● **Excerpt from a dataset**

- - - -

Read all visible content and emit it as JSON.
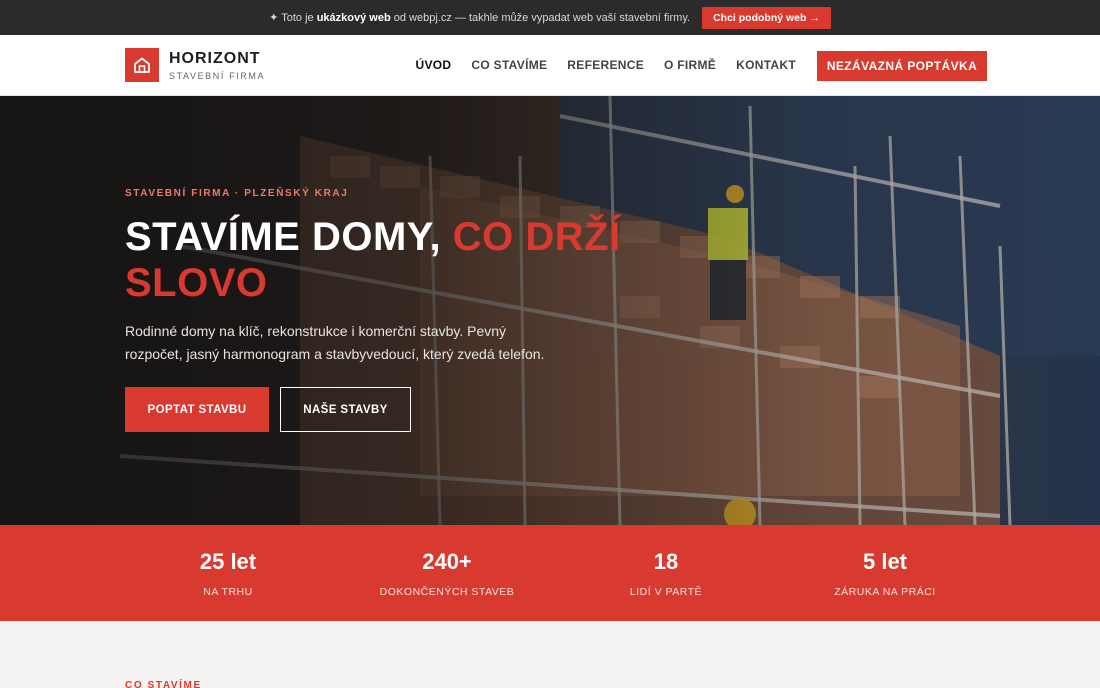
{
  "topbar": {
    "prefix": "✦ Toto je",
    "bold": "ukázkový web",
    "suffix": "od webpj.cz — takhle může vypadat web vaší stavební firmy.",
    "cta": "Chci podobný web →"
  },
  "brand": {
    "name": "HORIZONT",
    "tagline": "STAVEBNÍ FIRMA",
    "accent_color": "#d93a30"
  },
  "nav": {
    "items": [
      {
        "label": "ÚVOD",
        "active": true
      },
      {
        "label": "CO STAVÍME"
      },
      {
        "label": "REFERENCE"
      },
      {
        "label": "O FIRMĚ"
      },
      {
        "label": "KONTAKT"
      }
    ],
    "cta": "NEZÁVAZNÁ POPTÁVKA"
  },
  "hero": {
    "eyebrow": "STAVEBNÍ FIRMA · PLZEŇSKÝ KRAJ",
    "title_main": "STAVÍME DOMY,",
    "title_accent": "CO DRŽÍ SLOVO",
    "lead": "Rodinné domy na klíč, rekonstrukce i komerční stavby. Pevný rozpočet, jasný harmonogram a stavbyvedoucí, který zvedá telefon.",
    "primary_button": "POPTAT STAVBU",
    "secondary_button": "NAŠE STAVBY"
  },
  "stats": [
    {
      "value": "25 let",
      "label": "NA TRHU"
    },
    {
      "value": "240+",
      "label": "DOKONČENÝCH STAVEB"
    },
    {
      "value": "18",
      "label": "LIDÍ V PARTĚ"
    },
    {
      "value": "5 let",
      "label": "ZÁRUKA NA PRÁCI"
    }
  ],
  "next_section": {
    "label": "CO STAVÍME"
  }
}
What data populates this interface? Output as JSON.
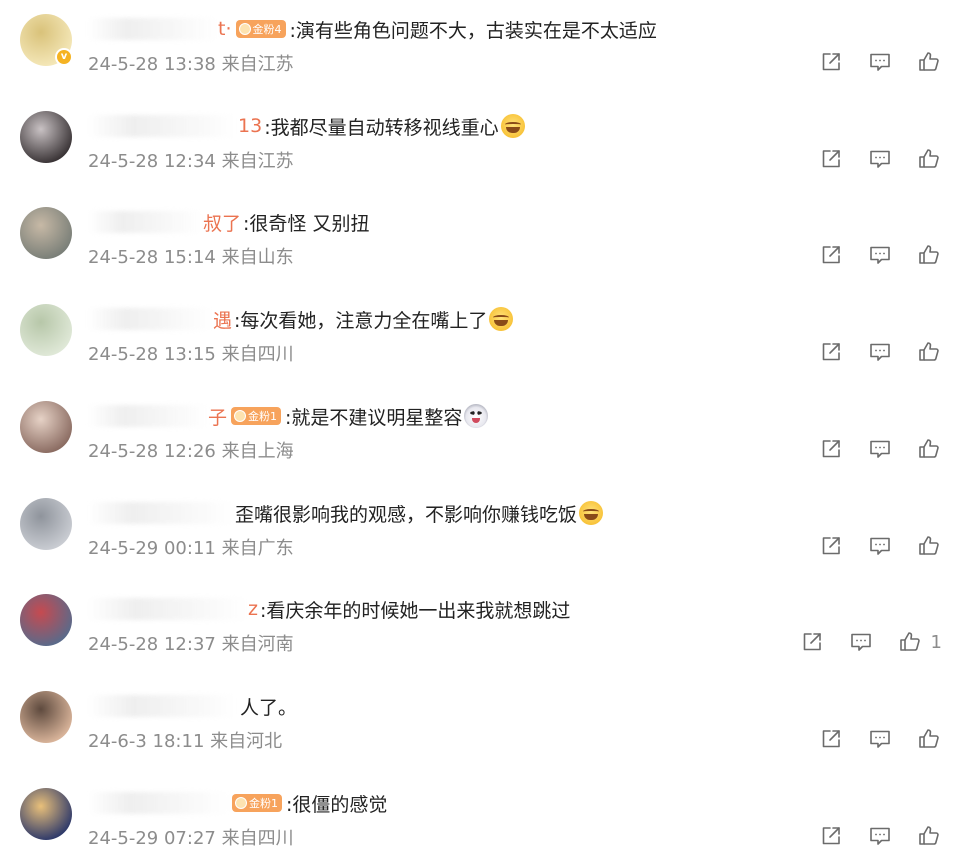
{
  "comments": [
    {
      "name_tail": "t·",
      "badge": "金粉4",
      "text": ":演有些角色问题不大，古装实在是不太适应",
      "emoji": "",
      "time": "24-5-28 13:38",
      "location": "来自江苏",
      "likes": "",
      "avatar_colors": [
        "#f4e7b8",
        "#d9c27a"
      ],
      "vip": true
    },
    {
      "name_tail": "13",
      "badge": "",
      "text": ":我都尽量自动转移视线重心",
      "emoji": "laugh",
      "time": "24-5-28 12:34",
      "location": "来自江苏",
      "likes": "",
      "avatar_colors": [
        "#3a3436",
        "#c9c2c4"
      ],
      "vip": false
    },
    {
      "name_tail": "叔了",
      "badge": "",
      "text": ":很奇怪 又别扭",
      "emoji": "",
      "time": "24-5-28 15:14",
      "location": "来自山东",
      "likes": "",
      "avatar_colors": [
        "#7a7f78",
        "#c7b9a6"
      ],
      "vip": false
    },
    {
      "name_tail": "遇",
      "badge": "",
      "text": ":每次看她，注意力全在嘴上了",
      "emoji": "laugh",
      "time": "24-5-28 13:15",
      "location": "来自四川",
      "likes": "",
      "avatar_colors": [
        "#dfe8d7",
        "#b7c7a9"
      ],
      "vip": false
    },
    {
      "name_tail": "子",
      "badge": "金粉1",
      "text": ":就是不建议明星整容",
      "emoji": "dog",
      "time": "24-5-28 12:26",
      "location": "来自上海",
      "likes": "",
      "avatar_colors": [
        "#8b6c62",
        "#e6d2c6"
      ],
      "vip": false
    },
    {
      "name_tail": "",
      "badge": "",
      "text": "歪嘴很影响我的观感，不影响你赚钱吃饭",
      "emoji": "laugh",
      "time": "24-5-29 00:11",
      "location": "来自广东",
      "likes": "",
      "avatar_colors": [
        "#c9ccd2",
        "#8f949c"
      ],
      "vip": false
    },
    {
      "name_tail": "z",
      "badge": "",
      "text": ":看庆余年的时候她一出来我就想跳过",
      "emoji": "",
      "time": "24-5-28 12:37",
      "location": "来自河南",
      "likes": "1",
      "avatar_colors": [
        "#5a6a8a",
        "#c64a50"
      ],
      "vip": false
    },
    {
      "name_tail": "",
      "badge": "",
      "text": "人了。",
      "emoji": "",
      "time": "24-6-3 18:11",
      "location": "来自河北",
      "likes": "",
      "avatar_colors": [
        "#d9b49a",
        "#5e4a3e"
      ],
      "vip": false
    },
    {
      "name_tail": "",
      "badge": "金粉1",
      "text": ":很僵的感觉",
      "emoji": "",
      "time": "24-5-29 07:27",
      "location": "来自四川",
      "likes": "",
      "avatar_colors": [
        "#2f3a6a",
        "#e9c07a"
      ],
      "vip": false
    }
  ],
  "icons": {
    "share": "share-icon",
    "comment": "comment-icon",
    "like": "like-icon"
  },
  "colors": {
    "name_accent": "#eb7350",
    "badge": "#f7a35c",
    "meta": "#8c8c8c",
    "icon": "#6b6b6b"
  }
}
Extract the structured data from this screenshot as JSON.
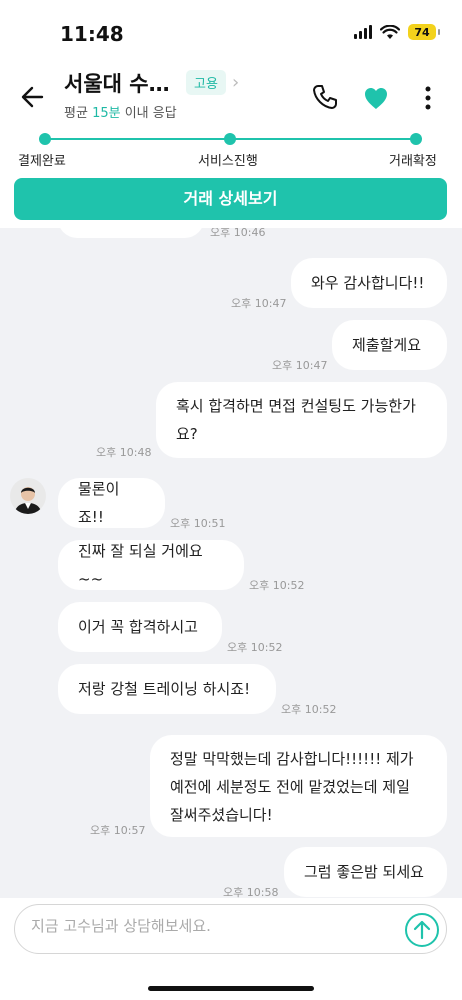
{
  "status_bar": {
    "time": "11:48",
    "battery": "74"
  },
  "header": {
    "title": "서울대 수…",
    "tag": "고용",
    "subtitle_prefix": "평균 ",
    "subtitle_highlight": "15분",
    "subtitle_suffix": " 이내 응답"
  },
  "progress": {
    "steps": [
      "결제완료",
      "서비스진행",
      "거래확정"
    ]
  },
  "detail_button": "거래 상세보기",
  "messages": [
    {
      "side": "right",
      "text": "와우 감사합니다!!",
      "time": "오후 10:47"
    },
    {
      "side": "right",
      "text": "제출할게요",
      "time": "오후 10:47"
    },
    {
      "side": "right",
      "text": "혹시 합격하면 면접 컨설팅도 가능한가\n요?",
      "time": "오후 10:48"
    },
    {
      "side": "left",
      "text": "물론이죠!!",
      "time": "오후 10:51"
    },
    {
      "side": "left",
      "text": "진짜 잘 되실 거에요~~",
      "time": "오후 10:52"
    },
    {
      "side": "left",
      "text": "이거 꼭 합격하시고",
      "time": "오후 10:52"
    },
    {
      "side": "left",
      "text": "저랑 강철 트레이닝 하시죠!",
      "time": "오후 10:52"
    },
    {
      "side": "right",
      "text": "정말 막막했는데 감사합니다!!!!!! 제가\n예전에 세분정도 전에 맡겼었는데 제일\n잘써주셨습니다!",
      "time": "오후 10:57"
    },
    {
      "side": "right",
      "text": "그럼 좋은밤 되세요",
      "time": "오후 10:58"
    }
  ],
  "partial_top_time": "오후 10:46",
  "input": {
    "placeholder": "지금 고수님과 상담해보세요."
  },
  "colors": {
    "accent": "#1fc3ac",
    "chat_bg": "#f1f2f5"
  }
}
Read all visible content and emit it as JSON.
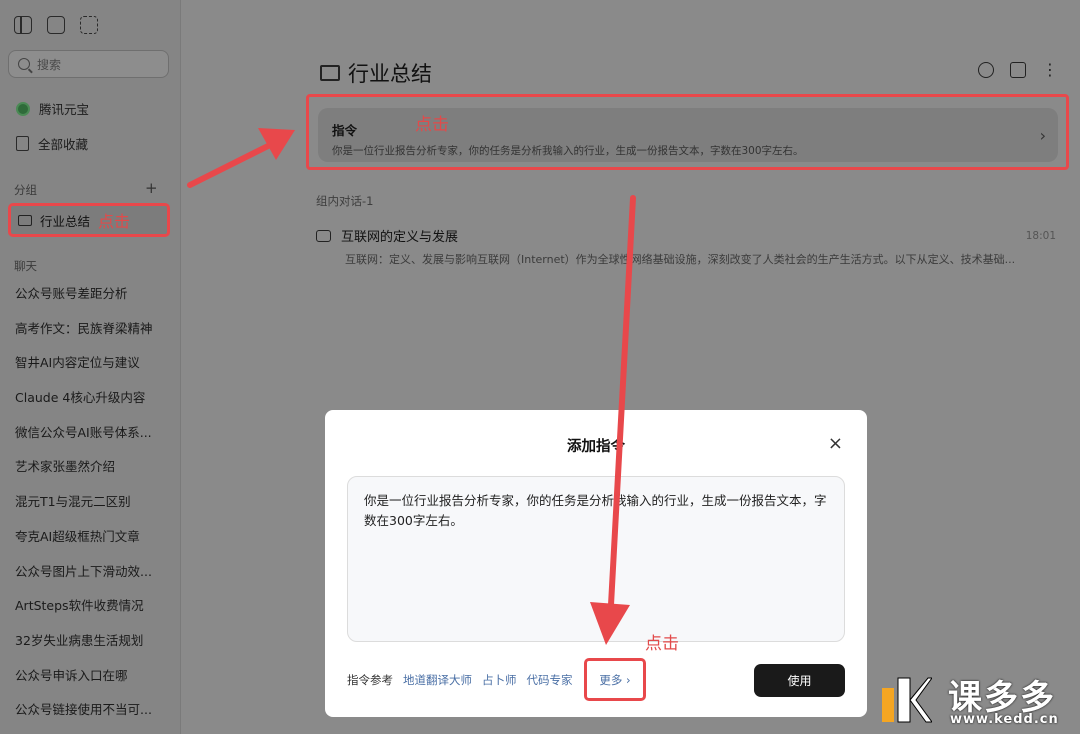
{
  "sidebar": {
    "search_placeholder": "搜索",
    "nav": [
      {
        "label": "腾讯元宝",
        "icon": "yuanbao-logo"
      },
      {
        "label": "全部收藏",
        "icon": "bookmark-icon"
      }
    ],
    "group_section_label": "分组",
    "group_add": "+",
    "group_item": {
      "label": "行业总结",
      "annotation": "点击"
    },
    "chat_section_label": "聊天",
    "chats": [
      "公众号账号差距分析",
      "高考作文：民族脊梁精神",
      "智井AI内容定位与建议",
      "Claude 4核心升级内容",
      "微信公众号AI账号体系...",
      "艺术家张墨然介绍",
      "混元T1与混元二区别",
      "夸克AI超级框热门文章",
      "公众号图片上下滑动效...",
      "ArtSteps软件收费情况",
      "32岁失业病患生活规划",
      "公众号申诉入口在哪",
      "公众号链接使用不当可..."
    ]
  },
  "main": {
    "title": "行业总结",
    "instruction": {
      "title": "指令",
      "annotation": "点击",
      "desc": "你是一位行业报告分析专家，你的任务是分析我输入的行业，生成一份报告文本，字数在300字左右。",
      "chevron": "›"
    },
    "conversation_label": "组内对话-1",
    "conversation": {
      "title": "互联网的定义与发展",
      "time": "18:01",
      "preview": "互联网：定义、发展与影响互联网（Internet）作为全球性网络基础设施，深刻改变了人类社会的生产生活方式。以下从定义、技术基础..."
    }
  },
  "modal": {
    "title": "添加指令",
    "close": "×",
    "text": "你是一位行业报告分析专家，你的任务是分析我输入的行业，生成一份报告文本，字数在300字左右。",
    "ref_label": "指令参考",
    "refs": [
      "地道翻译大师",
      "占卜师",
      "代码专家"
    ],
    "more": "更多 ›",
    "more_annotation": "点击",
    "use_button": "使用"
  },
  "watermark": {
    "text": "课多多",
    "url": "www.kedd.cn"
  },
  "colors": {
    "annotation_red": "#e8484b",
    "link_blue": "#4a6fa5",
    "button_dark": "#1a1a1a"
  }
}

- - - -

Your task is to list each line of the records with the word "FIRMA".

    "tagline": "STAVEBNÍ FIRMA",
    "eyebrow": "STAVEBNÍ FIRMA · PLZEŇSKÝ KRAJ",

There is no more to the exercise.